● DATASET ROWS
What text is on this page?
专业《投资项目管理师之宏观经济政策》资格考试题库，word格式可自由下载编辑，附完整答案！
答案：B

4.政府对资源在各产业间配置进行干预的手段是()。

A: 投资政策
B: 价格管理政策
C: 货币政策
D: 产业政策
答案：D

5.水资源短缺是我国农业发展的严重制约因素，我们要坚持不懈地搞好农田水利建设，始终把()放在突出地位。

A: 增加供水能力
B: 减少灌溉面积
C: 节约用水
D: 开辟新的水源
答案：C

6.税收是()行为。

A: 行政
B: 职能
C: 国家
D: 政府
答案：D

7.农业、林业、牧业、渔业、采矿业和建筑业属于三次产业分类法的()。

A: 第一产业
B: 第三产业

● WORK REQUIRED
Write out the full listing exactly as given.

● CORRECT RESPONSE
What text is on this page?
专业《投资项目管理师之宏观经济政策》资格考试题库，word格式可自由下载编辑，附完整答案！
答案：B

4.政府对资源在各产业间配置进行干预的手段是()。

A: 投资政策
B: 价格管理政策
C: 货币政策
D: 产业政策
答案：D

5.水资源短缺是我国农业发展的严重制约因素，我们要坚持不懈地搞好农田水利建设，始终把()放在突出地位。

A: 增加供水能力
B: 减少灌溉面积
C: 节约用水
D: 开辟新的水源
答案：C

6.税收是()行为。

A: 行政
B: 职能
C: 国家
D: 政府
答案：D

7.农业、林业、牧业、渔业、采矿业和建筑业属于三次产业分类法的()。

A: 第一产业
B: 第三产业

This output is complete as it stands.